▸ GOAL
Pictures in the data below are not part of the copy; transcribe everything else exactly.

▸ PROVIDED ENTRIES
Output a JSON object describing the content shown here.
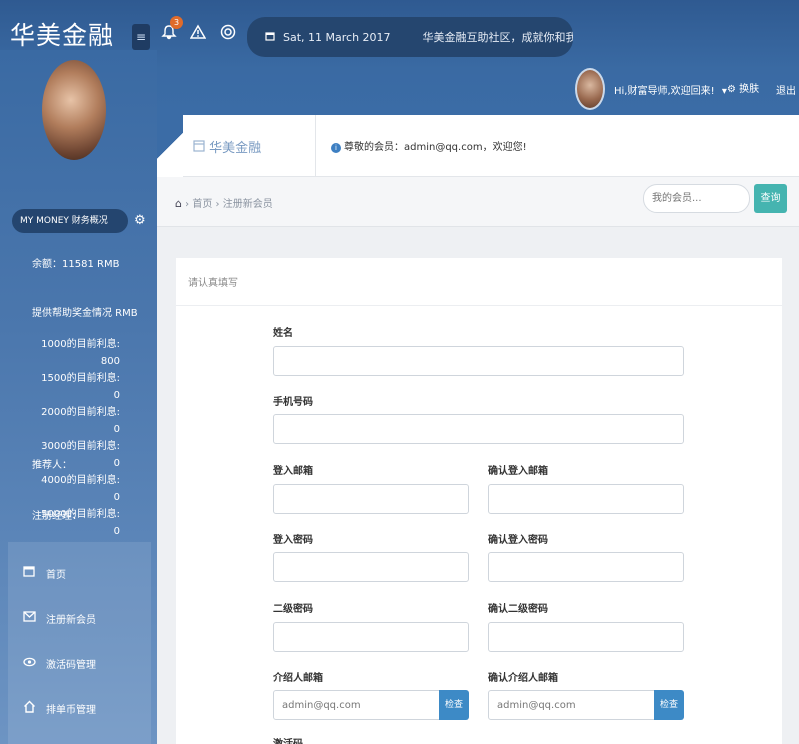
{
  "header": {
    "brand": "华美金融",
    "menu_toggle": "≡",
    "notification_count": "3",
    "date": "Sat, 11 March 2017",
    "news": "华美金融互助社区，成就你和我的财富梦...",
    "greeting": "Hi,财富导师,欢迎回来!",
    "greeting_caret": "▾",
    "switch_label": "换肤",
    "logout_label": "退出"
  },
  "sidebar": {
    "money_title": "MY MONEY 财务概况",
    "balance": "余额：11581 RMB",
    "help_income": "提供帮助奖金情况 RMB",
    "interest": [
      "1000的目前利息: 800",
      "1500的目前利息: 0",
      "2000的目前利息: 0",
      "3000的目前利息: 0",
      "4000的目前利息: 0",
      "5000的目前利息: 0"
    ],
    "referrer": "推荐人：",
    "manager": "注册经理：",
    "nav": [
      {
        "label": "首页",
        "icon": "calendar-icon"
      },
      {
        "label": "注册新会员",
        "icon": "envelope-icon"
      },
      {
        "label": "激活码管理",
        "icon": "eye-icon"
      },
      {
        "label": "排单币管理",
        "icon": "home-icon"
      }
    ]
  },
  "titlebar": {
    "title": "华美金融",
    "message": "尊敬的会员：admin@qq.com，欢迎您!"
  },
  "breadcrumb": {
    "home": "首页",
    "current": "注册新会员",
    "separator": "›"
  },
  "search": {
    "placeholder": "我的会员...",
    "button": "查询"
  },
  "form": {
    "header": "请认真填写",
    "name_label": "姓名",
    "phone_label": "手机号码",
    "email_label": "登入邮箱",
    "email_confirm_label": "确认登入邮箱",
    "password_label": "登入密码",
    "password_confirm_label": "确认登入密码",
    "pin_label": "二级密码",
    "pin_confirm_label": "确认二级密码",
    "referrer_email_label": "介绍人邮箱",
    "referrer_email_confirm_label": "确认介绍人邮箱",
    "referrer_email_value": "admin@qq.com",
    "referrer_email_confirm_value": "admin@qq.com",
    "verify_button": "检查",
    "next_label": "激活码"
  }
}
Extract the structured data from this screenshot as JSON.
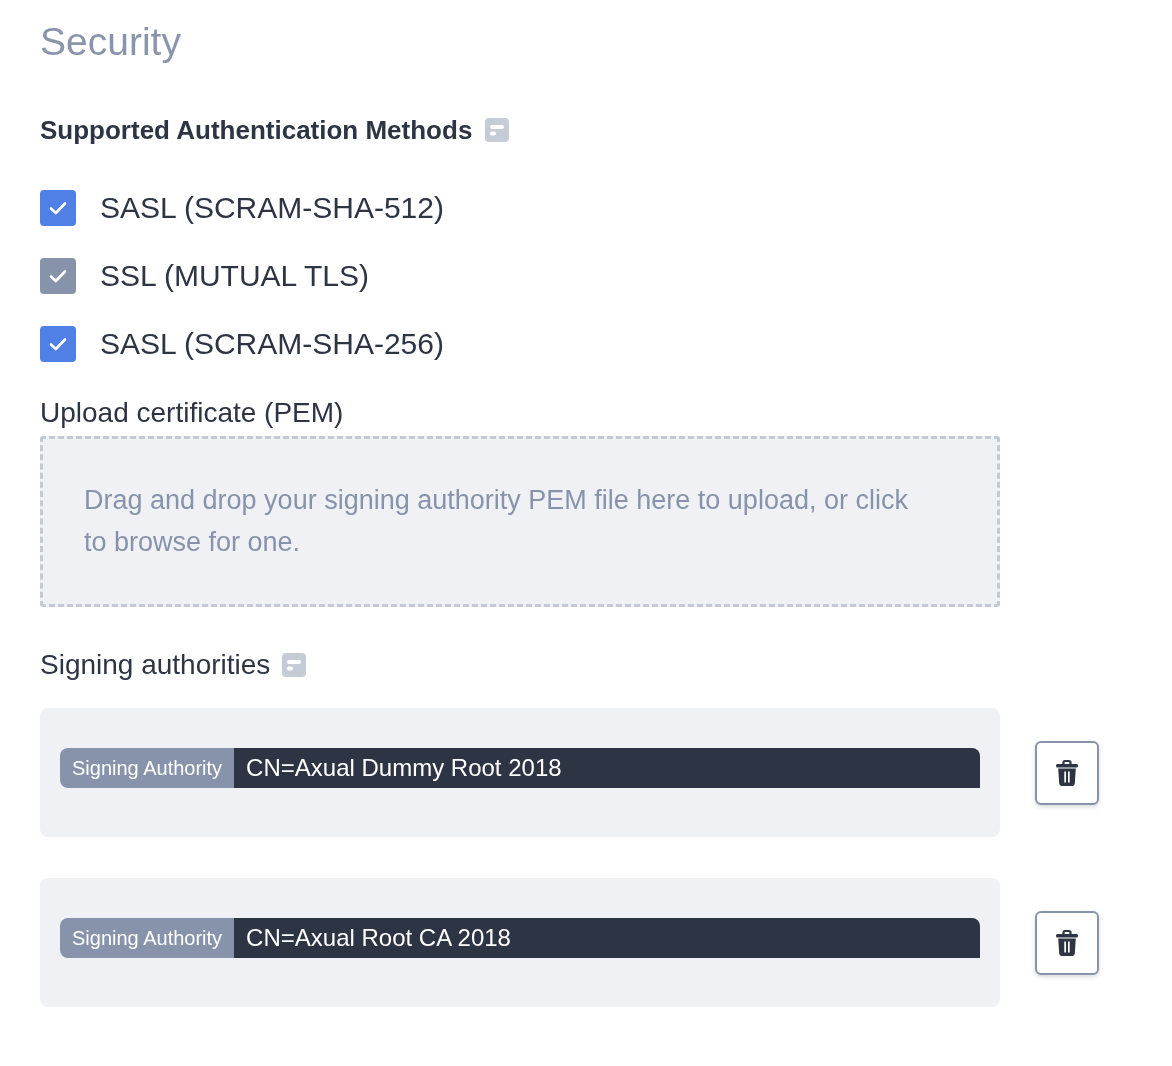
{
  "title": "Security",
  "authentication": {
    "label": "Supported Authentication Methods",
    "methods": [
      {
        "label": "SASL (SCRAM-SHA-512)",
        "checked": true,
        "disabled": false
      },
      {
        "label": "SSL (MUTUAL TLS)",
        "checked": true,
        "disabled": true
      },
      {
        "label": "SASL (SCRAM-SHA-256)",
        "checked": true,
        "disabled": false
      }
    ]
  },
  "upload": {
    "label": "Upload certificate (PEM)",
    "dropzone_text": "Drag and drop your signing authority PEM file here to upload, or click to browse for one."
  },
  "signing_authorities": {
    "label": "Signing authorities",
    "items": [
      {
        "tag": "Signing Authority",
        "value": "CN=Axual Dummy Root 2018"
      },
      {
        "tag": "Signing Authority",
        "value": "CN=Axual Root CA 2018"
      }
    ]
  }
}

▸ THE OUTPUT
Output a JSON object describing the content shown here.
{
  "header": {
    "brand": "华美金融",
    "menu_toggle": "≡",
    "notification_count": "3",
    "date": "Sat, 11 March 2017",
    "news": "华美金融互助社区，成就你和我的财富梦...",
    "greeting": "Hi,财富导师,欢迎回来!",
    "greeting_caret": "▾",
    "switch_label": "换肤",
    "logout_label": "退出"
  },
  "sidebar": {
    "money_title": "MY MONEY 财务概况",
    "balance": "余额：11581 RMB",
    "help_income": "提供帮助奖金情况 RMB",
    "interest": [
      "1000的目前利息: 800",
      "1500的目前利息: 0",
      "2000的目前利息: 0",
      "3000的目前利息: 0",
      "4000的目前利息: 0",
      "5000的目前利息: 0"
    ],
    "referrer": "推荐人：",
    "manager": "注册经理：",
    "nav": [
      {
        "label": "首页",
        "icon": "calendar-icon"
      },
      {
        "label": "注册新会员",
        "icon": "envelope-icon"
      },
      {
        "label": "激活码管理",
        "icon": "eye-icon"
      },
      {
        "label": "排单币管理",
        "icon": "home-icon"
      }
    ]
  },
  "titlebar": {
    "title": "华美金融",
    "message": "尊敬的会员：admin@qq.com，欢迎您!"
  },
  "breadcrumb": {
    "home": "首页",
    "current": "注册新会员",
    "separator": "›"
  },
  "search": {
    "placeholder": "我的会员...",
    "button": "查询"
  },
  "form": {
    "header": "请认真填写",
    "name_label": "姓名",
    "phone_label": "手机号码",
    "email_label": "登入邮箱",
    "email_confirm_label": "确认登入邮箱",
    "password_label": "登入密码",
    "password_confirm_label": "确认登入密码",
    "pin_label": "二级密码",
    "pin_confirm_label": "确认二级密码",
    "referrer_email_label": "介绍人邮箱",
    "referrer_email_confirm_label": "确认介绍人邮箱",
    "referrer_email_value": "admin@qq.com",
    "referrer_email_confirm_value": "admin@qq.com",
    "verify_button": "检查",
    "next_label": "激活码"
  }
}
Extract the structured data from this screenshot as JSON.
{
  "title": "Security",
  "authentication": {
    "label": "Supported Authentication Methods",
    "methods": [
      {
        "label": "SASL (SCRAM-SHA-512)",
        "checked": true,
        "disabled": false
      },
      {
        "label": "SSL (MUTUAL TLS)",
        "checked": true,
        "disabled": true
      },
      {
        "label": "SASL (SCRAM-SHA-256)",
        "checked": true,
        "disabled": false
      }
    ]
  },
  "upload": {
    "label": "Upload certificate (PEM)",
    "dropzone_text": "Drag and drop your signing authority PEM file here to upload, or click to browse for one."
  },
  "signing_authorities": {
    "label": "Signing authorities",
    "items": [
      {
        "tag": "Signing Authority",
        "value": "CN=Axual Dummy Root 2018"
      },
      {
        "tag": "Signing Authority",
        "value": "CN=Axual Root CA 2018"
      }
    ]
  }
}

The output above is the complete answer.